(Saved entries)
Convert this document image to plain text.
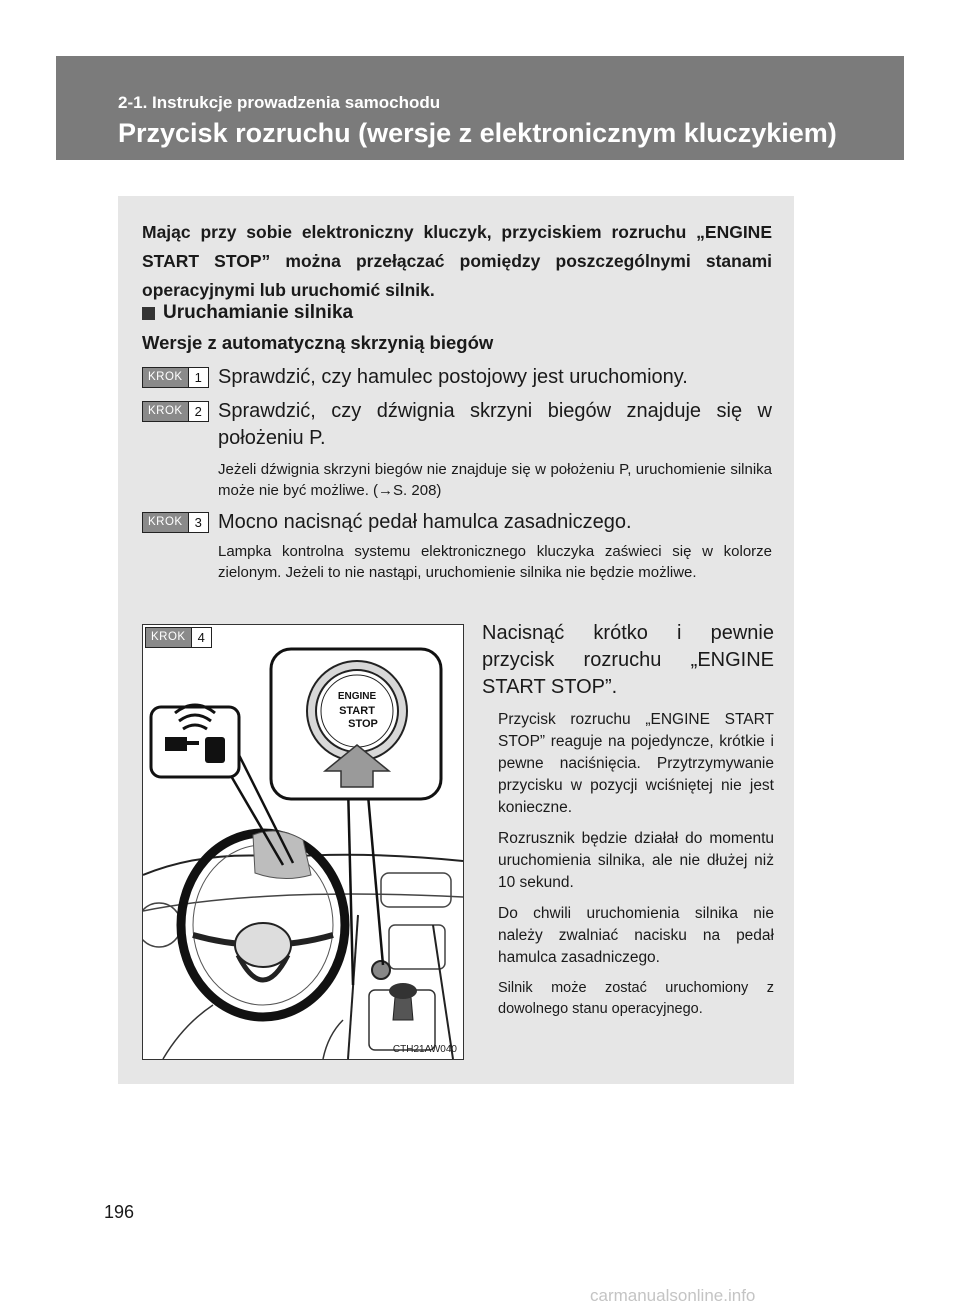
2-1. Instrukcje prowadzenia samochodu
Przycisk rozruchu (wersje z elektronicznym kluczykiem)
Mając przy sobie elektroniczny kluczyk, przyciskiem rozruchu „ENGINE START STOP” można przełączać pomiędzy poszczególnymi stanami operacyjnymi lub uruchomić silnik.
Uruchamianie silnika
Wersje z automatyczną skrzynią biegów
KROK 1 Sprawdzić, czy hamulec postojowy jest uruchomiony.
KROK 2 Sprawdzić, czy dźwignia skrzyni biegów znajduje się w położeniu P.
Jeżeli dźwignia skrzyni biegów nie znajduje się w położeniu P, uruchomienie silnika może nie być możliwe. (→S. 208)
KROK 3 Mocno nacisnąć pedał hamulca zasadniczego.
Lampka kontrolna systemu elektronicznego kluczyka zaświeci się w kolorze zielonym. Jeżeli to nie nastąpi, uruchomienie silnika nie będzie możliwe.
ENGINE
START
STOP
KROK 4
CTH21AW040

Nacisnąć krótko i pewnie przycisk rozruchu „ENGINE START STOP”.

Przycisk rozruchu „ENGINE START STOP” reaguje na pojedyncze, krótkie i pewne naciśnięcia. Przytrzymywanie przycisku w pozycji wciśniętej nie jest konieczne.

Rozrusznik będzie działał do momentu uruchomienia silnika, ale nie dłużej niż 10 sekund.

Do chwili uruchomienia silnika nie należy zwalniać nacisku na pedał hamulca zasadniczego.

Silnik może zostać uruchomiony z dowolnego stanu operacyjnego.

196
carmanualsonline.info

Aim:
Go through the listing above and pull out each line containing the word "ENGINE".

Answer to the problem:
Mając przy sobie elektroniczny kluczyk, przyciskiem rozruchu „ENGINE START STOP” można przełączać pomiędzy poszczególnymi stanami operacyjnymi lub uruchomić silnik.
ENGINE
Nacisnąć krótko i pewnie przycisk rozruchu „ENGINE START STOP”.
Przycisk rozruchu „ENGINE START STOP” reaguje na pojedyncze, krótkie i pewne naciśnięcia. Przytrzymywanie przycisku w pozycji wciśniętej nie jest konieczne.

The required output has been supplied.